__Raw records__:

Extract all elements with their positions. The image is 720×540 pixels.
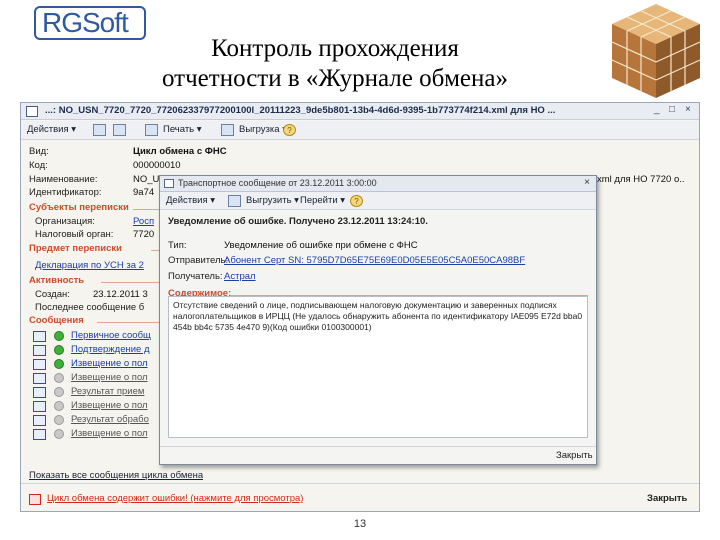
- dialog-footer: Закрыть: [160, 446, 596, 464]
- sender-link[interactable]: Абонент Серт SN: 5795D7D65E75E69E0D05E5E…: [224, 255, 584, 266]
- sender-label: Отправитель:: [168, 255, 229, 266]
- type-label: Тип:: [168, 240, 187, 251]
- section-activity: Активность: [29, 275, 85, 286]
- kod-value: 000000010: [133, 160, 181, 171]
- document-icon: [26, 106, 38, 117]
- section-divider: [101, 282, 159, 283]
- last-message-label: Последнее сообщение б: [35, 302, 145, 313]
- help-icon[interactable]: ?: [350, 195, 363, 207]
- recipient-link[interactable]: Астрал: [224, 271, 256, 282]
- warning-icon: [29, 494, 41, 505]
- actions-menu[interactable]: Действия ▾: [27, 124, 76, 135]
- status-indicator-icon: [54, 401, 64, 411]
- created-label: Создан:: [35, 289, 70, 300]
- tax-authority-label: Налоговый орган:: [35, 229, 114, 240]
- errors-link[interactable]: Цикл обмена содержит ошибки! (нажмите дл…: [47, 493, 303, 504]
- status-indicator-icon: [54, 429, 64, 439]
- message-link[interactable]: Извещение о пол: [71, 400, 148, 411]
- upload-menu[interactable]: Выгрузка ▾: [239, 124, 287, 135]
- name-value-tail: xml для НО 7720 о..: [597, 174, 685, 185]
- dialog-title: Транспортное сообщение от 23.12.2011 3:0…: [178, 178, 377, 188]
- section-divider: [133, 209, 159, 210]
- section-messages: Сообщения: [29, 315, 84, 326]
- upload-icon[interactable]: [228, 195, 241, 207]
- status-indicator-icon: [54, 359, 64, 369]
- page-number: 13: [353, 518, 367, 530]
- print-menu[interactable]: Печать ▾: [163, 124, 202, 135]
- status-indicator-icon: [54, 373, 64, 383]
- envelope-icon: [33, 331, 46, 342]
- dialog-upload-menu[interactable]: Выгрузить ▾: [246, 195, 299, 206]
- message-link[interactable]: Извещение о пол: [71, 428, 148, 439]
- id-label: Идентификатор:: [29, 187, 102, 198]
- close-button[interactable]: Закрыть: [647, 493, 687, 504]
- envelope-icon: [33, 415, 46, 426]
- refresh-icon[interactable]: [113, 124, 126, 136]
- envelope-icon: [33, 373, 46, 384]
- dialog-close-icon[interactable]: ×: [584, 177, 590, 188]
- section-subjects: Субъекты переписки: [29, 202, 129, 213]
- dialog-actions-menu[interactable]: Действия ▾: [166, 195, 215, 206]
- exchange-cycle-window: ...: NO_USN_7720_7720_772062337977200100…: [20, 102, 700, 512]
- section-subject: Предмет переписки: [29, 243, 122, 254]
- dialog-toolbar: Действия ▾ Выгрузить ▾ Перейти ▾ ?: [160, 192, 596, 210]
- org-label: Организация:: [35, 216, 95, 227]
- status-indicator-icon: [54, 415, 64, 425]
- kod-label: Код:: [29, 160, 48, 171]
- recipient-label: Получатель:: [168, 271, 223, 282]
- dialog-header: Уведомление об ошибке. Получено 23.12.20…: [168, 216, 428, 227]
- vid-label: Вид:: [29, 146, 49, 157]
- show-all-messages-link[interactable]: Показать все сообщения цикла обмена: [29, 470, 203, 481]
- message-link[interactable]: Подтверждение д: [71, 344, 150, 355]
- help-icon[interactable]: ?: [283, 124, 296, 136]
- content-memo[interactable]: Отсутствие сведений о лице, подписывающе…: [168, 296, 588, 438]
- print-icon[interactable]: [145, 124, 158, 136]
- section-divider: [97, 322, 159, 323]
- close-window-button[interactable]: ×: [685, 104, 691, 115]
- status-indicator-icon: [54, 345, 64, 355]
- window-footer: Показать все сообщения цикла обмена Цикл…: [21, 470, 699, 511]
- window-title: ...: NO_USN_7720_7720_772062337977200100…: [45, 105, 556, 116]
- envelope-icon: [33, 401, 46, 412]
- window-titlebar: ...: NO_USN_7720_7720_772062337977200100…: [21, 103, 699, 120]
- content-text: Отсутствие сведений о лице, подписывающе…: [173, 300, 583, 332]
- slide-title: Контроль прохождения отчетности в «Журна…: [100, 34, 570, 94]
- envelope-icon: [33, 359, 46, 370]
- id-value: 9a74: [133, 187, 155, 198]
- maximize-button[interactable]: □: [669, 104, 675, 115]
- window-toolbar: Действия ▾ Печать ▾ Выгрузка ▾ ?: [21, 121, 699, 140]
- tax-authority-value: 7720: [133, 229, 155, 240]
- name-label: Наименование:: [29, 174, 98, 185]
- message-link[interactable]: Извещение о пол: [71, 372, 148, 383]
- transport-message-dialog: Транспортное сообщение от 23.12.2011 3:0…: [159, 175, 597, 465]
- message-icon: [164, 179, 174, 188]
- name-value: NO_U: [133, 174, 160, 185]
- save-icon[interactable]: [93, 124, 106, 136]
- message-link[interactable]: Первичное сообщ: [71, 330, 151, 341]
- minimize-button[interactable]: _: [654, 104, 660, 115]
- org-link[interactable]: Росп: [133, 216, 154, 227]
- type-value: Уведомление об ошибке при обмене с ФНС: [224, 240, 418, 251]
- dialog-close-button[interactable]: Закрыть: [556, 450, 593, 461]
- status-indicator-icon: [54, 331, 64, 341]
- envelope-icon: [33, 429, 46, 440]
- declaration-link[interactable]: Декларация по УСН за 2: [35, 260, 159, 271]
- envelope-icon: [33, 345, 46, 356]
- section-divider: [151, 250, 159, 251]
- dialog-titlebar: Транспортное сообщение от 23.12.2011 3:0…: [160, 176, 596, 192]
- message-link[interactable]: Извещение о пол: [71, 358, 148, 369]
- created-value: 23.12.2011 3: [93, 289, 148, 300]
- dialog-goto-menu[interactable]: Перейти ▾: [300, 195, 345, 206]
- vid-value: Цикл обмена с ФНС: [133, 146, 227, 157]
- message-link[interactable]: Результат обрабо: [71, 414, 149, 425]
- decorative-cube-image: [611, 4, 701, 98]
- envelope-icon: [33, 387, 46, 398]
- slide-title-line-2: отчетности в «Журнале обмена»: [162, 65, 508, 92]
- upload-icon[interactable]: [221, 124, 234, 136]
- slide-title-line-1: Контроль прохождения: [211, 35, 459, 62]
- message-link[interactable]: Результат прием: [71, 386, 144, 397]
- status-indicator-icon: [54, 387, 64, 397]
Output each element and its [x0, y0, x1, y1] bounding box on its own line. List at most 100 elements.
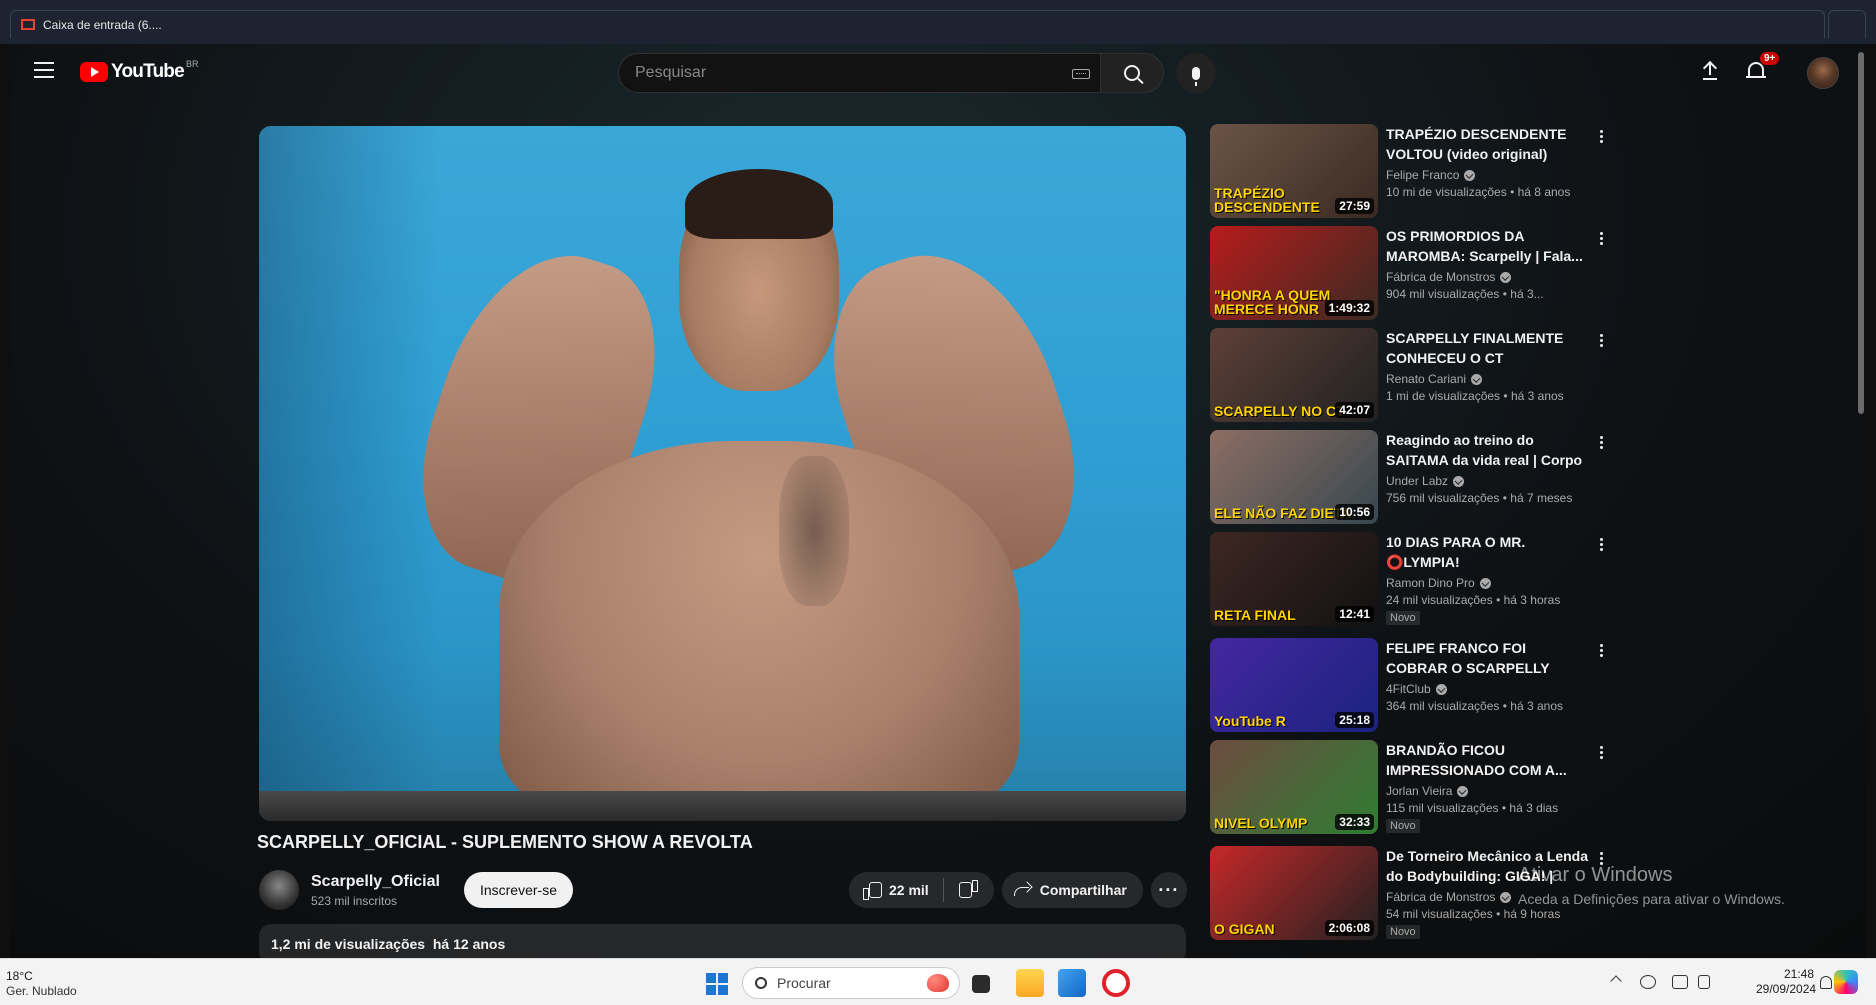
recommendation-views: 364 mil visualizações	[1386, 699, 1500, 713]
gmail-icon	[21, 19, 35, 30]
duration-badge: 1:49:32	[1324, 300, 1374, 316]
video-player[interactable]	[259, 126, 1186, 821]
recommendation-channel[interactable]: Under Labz	[1386, 474, 1590, 488]
more-options-icon[interactable]	[1595, 642, 1607, 662]
search-icon	[1124, 65, 1140, 81]
youtube-logo[interactable]: YouTube BR	[80, 59, 199, 83]
search-input[interactable]: Pesquisar	[618, 53, 1100, 93]
more-actions-button[interactable]: ···	[1150, 872, 1187, 908]
recommendation-title[interactable]: Reagindo ao treino do SAITAMA da vida re…	[1386, 430, 1590, 470]
account-avatar[interactable]	[1807, 57, 1839, 89]
task-view-icon[interactable]	[972, 975, 990, 993]
windows-activation-watermark: Ativar o Windows Aceda a Definições para…	[1518, 864, 1785, 907]
recommendation-views: 10 mi de visualizações	[1386, 185, 1507, 199]
recommendation-thumbnail[interactable]: YouTube R 25:18	[1210, 638, 1378, 732]
recommendation-channel[interactable]: Felipe Franco	[1386, 168, 1590, 182]
more-options-icon[interactable]	[1595, 332, 1607, 352]
recommendation-channel[interactable]: Renato Cariani	[1386, 372, 1590, 386]
new-tab-button[interactable]	[1828, 10, 1866, 38]
microsoft-store-icon[interactable]	[1058, 969, 1086, 997]
recommendation-thumbnail[interactable]: SCARPELLY NO CT 42:07	[1210, 328, 1378, 422]
file-explorer-icon[interactable]	[1016, 969, 1044, 997]
search-button[interactable]	[1100, 53, 1164, 93]
channel-owner: Scarpelly_Oficial 523 mil inscritos Insc…	[259, 870, 573, 910]
duration-badge: 42:07	[1335, 402, 1374, 418]
network-icon[interactable]	[1672, 975, 1688, 989]
notification-bell-icon[interactable]	[1820, 976, 1832, 989]
more-options-icon[interactable]	[1595, 744, 1607, 764]
verified-icon	[1457, 785, 1469, 797]
system-clock[interactable]: 21:48 29/09/2024	[1756, 967, 1816, 997]
keyboard-icon[interactable]	[1072, 69, 1090, 79]
recommendation-item[interactable]: NIVEL OLYMP 32:33 BRANDÃO FICOU IMPRESSI…	[1210, 740, 1610, 835]
recommendation-info: BRANDÃO FICOU IMPRESSIONADO COM A... Jor…	[1386, 740, 1590, 834]
more-options-icon[interactable]	[1595, 434, 1607, 454]
opera-browser-icon[interactable]	[1102, 969, 1130, 997]
recommendation-channel-name: Fábrica de Monstros	[1386, 270, 1496, 284]
recommendation-channel[interactable]: Jorlan Vieira	[1386, 784, 1590, 798]
weather-widget[interactable]: 18°C Ger. Nublado	[6, 969, 77, 999]
voice-search-button[interactable]	[1176, 53, 1216, 93]
recommendation-views: 24 mil visualizações	[1386, 593, 1493, 607]
recommendation-channel-name: Felipe Franco	[1386, 168, 1460, 182]
search-placeholder: Pesquisar	[635, 64, 707, 81]
recommendation-item[interactable]: RETA FINAL 12:41 10 DIAS PARA O MR. ⭕LYM…	[1210, 532, 1610, 627]
video-frame-person	[392, 169, 1105, 821]
recommendation-title[interactable]: TRAPÉZIO DESCENDENTE VOLTOU (video origi…	[1386, 124, 1590, 164]
more-options-icon[interactable]	[1595, 230, 1607, 250]
menu-icon[interactable]	[34, 62, 54, 80]
microphone-icon	[1192, 66, 1200, 86]
recommendation-title[interactable]: 10 DIAS PARA O MR. ⭕LYMPIA!	[1386, 532, 1590, 572]
recommendation-title[interactable]: SCARPELLY FINALMENTE CONHECEU O CT	[1386, 328, 1590, 368]
volume-icon[interactable]	[1698, 975, 1710, 989]
recommendation-channel[interactable]: Ramon Dino Pro	[1386, 576, 1590, 590]
clock-time: 21:48	[1783, 967, 1814, 981]
recommendation-channel-name: 4FitClub	[1386, 682, 1431, 696]
more-options-icon[interactable]	[1595, 128, 1607, 148]
tray-app-icon[interactable]	[1640, 975, 1656, 989]
recommendation-channel-name: Renato Cariani	[1386, 372, 1467, 386]
recommendation-item[interactable]: YouTube R 25:18 FELIPE FRANCO FOI COBRAR…	[1210, 638, 1610, 733]
taskbar-search-icon	[755, 977, 767, 989]
description-box[interactable]: 1,2 mi de visualizações há 12 anos	[259, 924, 1186, 958]
duration-badge: 25:18	[1335, 712, 1374, 728]
channel-name[interactable]: Scarpelly_Oficial	[311, 873, 440, 891]
recommendation-channel[interactable]: Fábrica de Monstros	[1386, 270, 1590, 284]
recommendation-item[interactable]: TRAPÉZIO DESCENDENTE 27:59 TRAPÉZIO DESC…	[1210, 124, 1610, 219]
recommendation-item[interactable]: ELE NÃO FAZ DIETA 10:56 Reagindo ao trei…	[1210, 430, 1610, 525]
channel-avatar[interactable]	[259, 870, 299, 910]
youtube-play-icon	[80, 62, 108, 82]
copilot-icon[interactable]	[1834, 970, 1858, 994]
new-badge: Novo	[1386, 611, 1420, 625]
recommendation-thumbnail[interactable]: NIVEL OLYMP 32:33	[1210, 740, 1378, 834]
recommendation-age: há 3...	[1510, 287, 1544, 301]
windows-start-icon[interactable]	[706, 973, 728, 995]
recommendation-thumbnail[interactable]: "HONRA A QUEM MERECE HONR 1:49:32	[1210, 226, 1378, 320]
recommendation-thumbnail[interactable]: ELE NÃO FAZ DIETA 10:56	[1210, 430, 1378, 524]
recommendation-age: há 3 anos	[1510, 699, 1563, 713]
upload-icon[interactable]	[1698, 60, 1722, 84]
recommendation-channel[interactable]: 4FitClub	[1386, 682, 1590, 696]
recommendation-title[interactable]: FELIPE FRANCO FOI COBRAR O SCARPELLY	[1386, 638, 1590, 678]
dislike-button[interactable]	[944, 882, 994, 898]
page-scrollbar[interactable]	[1858, 52, 1864, 414]
recommendation-title[interactable]: BRANDÃO FICOU IMPRESSIONADO COM A...	[1386, 740, 1590, 780]
recommendation-item[interactable]: "HONRA A QUEM MERECE HONR 1:49:32 OS PRI…	[1210, 226, 1610, 321]
recommendation-info: SCARPELLY FINALMENTE CONHECEU O CT Renat…	[1386, 328, 1590, 403]
duration-badge: 27:59	[1335, 198, 1374, 214]
recommendation-views: 1 mi de visualizações	[1386, 389, 1501, 403]
recommendation-meta: 24 mil visualizações • há 3 horas	[1386, 593, 1561, 607]
browser-tab[interactable]: Caixa de entrada (6....	[10, 10, 1825, 38]
like-button[interactable]: 22 mil	[849, 878, 944, 902]
more-options-icon[interactable]	[1595, 536, 1607, 556]
share-button[interactable]: Compartilhar	[1001, 872, 1143, 908]
show-hidden-icons-chevron[interactable]	[1610, 975, 1622, 987]
subscribe-button[interactable]: Inscrever-se	[463, 872, 573, 908]
recommendation-channel-name: Fábrica de Monstros	[1386, 890, 1496, 904]
recommendation-thumbnail[interactable]: O GIGAN 2:06:08	[1210, 846, 1378, 940]
taskbar-search[interactable]: Procurar	[742, 967, 960, 999]
recommendation-title[interactable]: OS PRIMORDIOS DA MAROMBA: Scarpelly | Fa…	[1386, 226, 1590, 266]
recommendation-thumbnail[interactable]: TRAPÉZIO DESCENDENTE 27:59	[1210, 124, 1378, 218]
recommendation-item[interactable]: SCARPELLY NO CT 42:07 SCARPELLY FINALMEN…	[1210, 328, 1610, 423]
recommendation-thumbnail[interactable]: RETA FINAL 12:41	[1210, 532, 1378, 626]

__Given request__:
Could you give the lines again from the line with "- dialog-footer: Закрыть: [160, 446, 596, 464]" to the line with "- help-icon[interactable]: ?: [350, 195, 363, 207]", swapping "section-divider" for "section-separator" and leaving everything else unchanged?

__Task output__:
- dialog-footer: Закрыть: [160, 446, 596, 464]
- sender-link[interactable]: Абонент Серт SN: 5795D7D65E75E69E0D05E5E…: [224, 255, 584, 266]
- sender-label: Отправитель:: [168, 255, 229, 266]
- type-label: Тип:: [168, 240, 187, 251]
- section-activity: Активность: [29, 275, 85, 286]
- kod-value: 000000010: [133, 160, 181, 171]
- document-icon: [26, 106, 38, 117]
- section-separator: [101, 282, 159, 283]
- last-message-label: Последнее сообщение б: [35, 302, 145, 313]
- help-icon[interactable]: ?: [350, 195, 363, 207]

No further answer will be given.